Capítulo X LA REVOLUCIÓN SOCIAL, 1945-1990 LILY: Mi abuela nos contaba cosas de la Depresión. También puedes leerlas. Roy: Siempre nos andan diciendo que deberíamos estar contentos de tener comida y todo eso, porque en los años treinta nos decían que la gente se moría de hambre y no tenía trabajo y tal. BUCKY: Nunca he tenido una depresión, o sea que en realidad no me preocupa. Rov: Por lo que he oído, hubieras odiado vivir en esa época. BUCKY: Vale, pero no vivo en esa época. STUDS TERKEL, Hard Times (1970, pp. 22-23) Cuando [ general De Gaulle] llegó al poder había un millón de televisores en Francia ... Cuando se fue, había diez millones... El estado siempre ha sido un espectáculo. Pero el estado-teatro de ayer era muy diferente del estado-TV de hoy. REGIS DEBRAY (1994, p. 34)

> [DATOS PROPORCIONADOS]:
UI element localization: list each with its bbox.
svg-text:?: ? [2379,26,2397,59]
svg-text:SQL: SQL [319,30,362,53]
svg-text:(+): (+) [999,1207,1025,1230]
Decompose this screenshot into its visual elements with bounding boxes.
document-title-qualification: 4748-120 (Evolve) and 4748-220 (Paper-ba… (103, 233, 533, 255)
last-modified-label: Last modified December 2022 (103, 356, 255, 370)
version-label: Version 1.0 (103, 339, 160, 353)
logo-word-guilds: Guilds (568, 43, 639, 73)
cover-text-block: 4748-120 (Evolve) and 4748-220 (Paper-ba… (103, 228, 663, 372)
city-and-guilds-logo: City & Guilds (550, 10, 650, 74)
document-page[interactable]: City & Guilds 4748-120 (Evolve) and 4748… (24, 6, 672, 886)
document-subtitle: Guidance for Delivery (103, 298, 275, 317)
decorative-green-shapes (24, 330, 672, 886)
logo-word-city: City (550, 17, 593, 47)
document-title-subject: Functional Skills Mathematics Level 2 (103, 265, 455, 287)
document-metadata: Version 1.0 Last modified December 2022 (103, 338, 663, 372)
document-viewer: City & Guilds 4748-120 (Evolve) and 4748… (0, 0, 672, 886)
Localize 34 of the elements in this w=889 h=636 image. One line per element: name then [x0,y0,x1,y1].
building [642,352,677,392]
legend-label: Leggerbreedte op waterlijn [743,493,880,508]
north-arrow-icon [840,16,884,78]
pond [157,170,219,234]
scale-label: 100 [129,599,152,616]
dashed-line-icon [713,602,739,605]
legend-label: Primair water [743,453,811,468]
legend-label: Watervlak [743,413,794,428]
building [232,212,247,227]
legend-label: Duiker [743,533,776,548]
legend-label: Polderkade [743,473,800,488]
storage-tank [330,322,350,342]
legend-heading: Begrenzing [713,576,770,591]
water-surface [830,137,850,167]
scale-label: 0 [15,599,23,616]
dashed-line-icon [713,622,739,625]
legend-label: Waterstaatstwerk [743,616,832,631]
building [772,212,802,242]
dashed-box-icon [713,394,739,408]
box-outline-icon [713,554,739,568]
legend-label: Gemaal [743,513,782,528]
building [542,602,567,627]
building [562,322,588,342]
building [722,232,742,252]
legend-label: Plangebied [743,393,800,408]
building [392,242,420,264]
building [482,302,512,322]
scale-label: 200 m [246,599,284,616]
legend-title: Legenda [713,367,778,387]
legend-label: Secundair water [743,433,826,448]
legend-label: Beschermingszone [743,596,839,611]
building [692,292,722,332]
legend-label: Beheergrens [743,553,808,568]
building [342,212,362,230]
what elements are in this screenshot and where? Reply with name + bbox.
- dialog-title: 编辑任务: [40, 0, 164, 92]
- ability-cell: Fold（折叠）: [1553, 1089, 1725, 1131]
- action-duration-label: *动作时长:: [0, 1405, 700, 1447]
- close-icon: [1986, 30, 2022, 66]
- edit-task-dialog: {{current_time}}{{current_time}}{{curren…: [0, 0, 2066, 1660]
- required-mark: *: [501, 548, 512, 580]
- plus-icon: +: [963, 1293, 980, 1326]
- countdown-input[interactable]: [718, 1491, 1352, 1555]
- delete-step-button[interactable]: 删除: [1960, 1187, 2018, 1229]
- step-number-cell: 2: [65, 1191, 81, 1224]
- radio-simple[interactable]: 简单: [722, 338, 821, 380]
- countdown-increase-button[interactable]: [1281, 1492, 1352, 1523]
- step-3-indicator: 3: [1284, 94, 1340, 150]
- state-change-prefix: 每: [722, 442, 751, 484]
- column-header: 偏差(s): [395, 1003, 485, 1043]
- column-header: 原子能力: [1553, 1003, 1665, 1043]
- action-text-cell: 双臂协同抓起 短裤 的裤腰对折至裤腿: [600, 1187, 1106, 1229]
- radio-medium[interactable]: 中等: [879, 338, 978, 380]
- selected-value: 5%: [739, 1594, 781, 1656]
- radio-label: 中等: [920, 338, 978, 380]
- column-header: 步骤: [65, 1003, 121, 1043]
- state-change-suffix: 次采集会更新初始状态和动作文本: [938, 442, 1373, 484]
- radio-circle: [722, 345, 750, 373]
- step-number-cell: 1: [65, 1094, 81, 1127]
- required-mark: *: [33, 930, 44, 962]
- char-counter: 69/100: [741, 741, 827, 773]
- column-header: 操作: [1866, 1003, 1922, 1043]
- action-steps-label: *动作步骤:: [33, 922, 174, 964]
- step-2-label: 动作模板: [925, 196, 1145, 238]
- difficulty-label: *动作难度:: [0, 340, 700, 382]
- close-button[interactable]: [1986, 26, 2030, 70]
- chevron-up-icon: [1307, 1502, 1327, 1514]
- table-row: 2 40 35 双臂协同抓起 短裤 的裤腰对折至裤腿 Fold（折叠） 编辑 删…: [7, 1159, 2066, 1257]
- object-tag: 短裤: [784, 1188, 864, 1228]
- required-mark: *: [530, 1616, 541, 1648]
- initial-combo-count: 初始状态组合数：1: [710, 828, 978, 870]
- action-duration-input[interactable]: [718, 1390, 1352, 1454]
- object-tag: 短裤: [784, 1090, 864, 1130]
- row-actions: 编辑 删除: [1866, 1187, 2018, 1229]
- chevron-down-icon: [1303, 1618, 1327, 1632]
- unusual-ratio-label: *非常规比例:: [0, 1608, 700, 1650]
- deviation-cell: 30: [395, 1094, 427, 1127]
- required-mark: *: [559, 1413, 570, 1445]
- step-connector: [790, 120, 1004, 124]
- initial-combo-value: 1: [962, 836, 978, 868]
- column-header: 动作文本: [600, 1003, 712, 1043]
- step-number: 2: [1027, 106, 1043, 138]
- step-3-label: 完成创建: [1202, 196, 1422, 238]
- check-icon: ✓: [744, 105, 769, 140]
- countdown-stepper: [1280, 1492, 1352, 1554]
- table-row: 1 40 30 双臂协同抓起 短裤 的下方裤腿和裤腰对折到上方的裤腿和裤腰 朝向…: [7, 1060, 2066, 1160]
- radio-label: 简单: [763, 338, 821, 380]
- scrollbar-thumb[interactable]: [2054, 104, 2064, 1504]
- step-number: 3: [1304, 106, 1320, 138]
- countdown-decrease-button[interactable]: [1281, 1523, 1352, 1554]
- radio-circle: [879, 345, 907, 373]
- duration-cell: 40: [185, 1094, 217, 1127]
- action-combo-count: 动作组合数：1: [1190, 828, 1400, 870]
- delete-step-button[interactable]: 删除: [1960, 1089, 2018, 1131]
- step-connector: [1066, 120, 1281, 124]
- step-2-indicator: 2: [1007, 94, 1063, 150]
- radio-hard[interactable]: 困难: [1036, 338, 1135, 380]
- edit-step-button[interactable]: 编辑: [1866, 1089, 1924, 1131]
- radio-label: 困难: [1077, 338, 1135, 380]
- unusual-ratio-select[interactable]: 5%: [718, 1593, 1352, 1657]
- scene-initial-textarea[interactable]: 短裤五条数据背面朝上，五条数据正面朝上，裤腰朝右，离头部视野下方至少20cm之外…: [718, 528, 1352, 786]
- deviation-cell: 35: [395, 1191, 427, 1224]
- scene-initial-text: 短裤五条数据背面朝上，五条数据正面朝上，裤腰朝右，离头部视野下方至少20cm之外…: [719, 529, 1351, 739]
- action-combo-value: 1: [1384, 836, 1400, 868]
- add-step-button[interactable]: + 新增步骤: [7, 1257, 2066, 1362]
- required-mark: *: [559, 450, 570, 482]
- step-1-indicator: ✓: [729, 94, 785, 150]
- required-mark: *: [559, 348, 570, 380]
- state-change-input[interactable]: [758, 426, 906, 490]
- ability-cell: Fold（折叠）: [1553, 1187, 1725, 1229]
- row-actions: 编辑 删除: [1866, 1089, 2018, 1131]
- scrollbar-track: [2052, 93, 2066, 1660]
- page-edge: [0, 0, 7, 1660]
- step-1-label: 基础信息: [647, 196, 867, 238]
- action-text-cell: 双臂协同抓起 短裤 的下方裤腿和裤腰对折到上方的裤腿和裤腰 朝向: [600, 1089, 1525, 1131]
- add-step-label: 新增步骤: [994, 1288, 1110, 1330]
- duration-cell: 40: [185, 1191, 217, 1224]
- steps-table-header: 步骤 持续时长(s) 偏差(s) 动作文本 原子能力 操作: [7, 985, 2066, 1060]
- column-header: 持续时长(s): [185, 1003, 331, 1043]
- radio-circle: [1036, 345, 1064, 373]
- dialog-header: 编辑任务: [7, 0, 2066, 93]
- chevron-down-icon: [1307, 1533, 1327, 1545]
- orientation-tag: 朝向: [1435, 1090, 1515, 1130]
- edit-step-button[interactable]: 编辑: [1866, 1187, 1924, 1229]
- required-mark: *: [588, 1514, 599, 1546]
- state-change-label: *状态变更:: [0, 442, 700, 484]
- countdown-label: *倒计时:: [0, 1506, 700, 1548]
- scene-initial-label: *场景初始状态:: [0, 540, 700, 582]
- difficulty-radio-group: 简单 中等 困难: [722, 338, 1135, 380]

> [CONSIGNA]:
Responde según el fragmento:
(a) ¿De qué les contaba cosas la abuela de Lily?
(b) ¿Por qué dice Bucky que la Depresión no le preocupa?
(c) ¿Cuántos televisores había en Francia cuando De Gaulle llegó al poder y cuántos cuando se fue?
Los datos no guardan relación con el fragmento.

> [RESPUESTA]:
(a) De la Depresión.
(b) Porque nunca ha tenido una depresión.
(c) Un millón cuando llegó al poder y diez millones cuando se fue.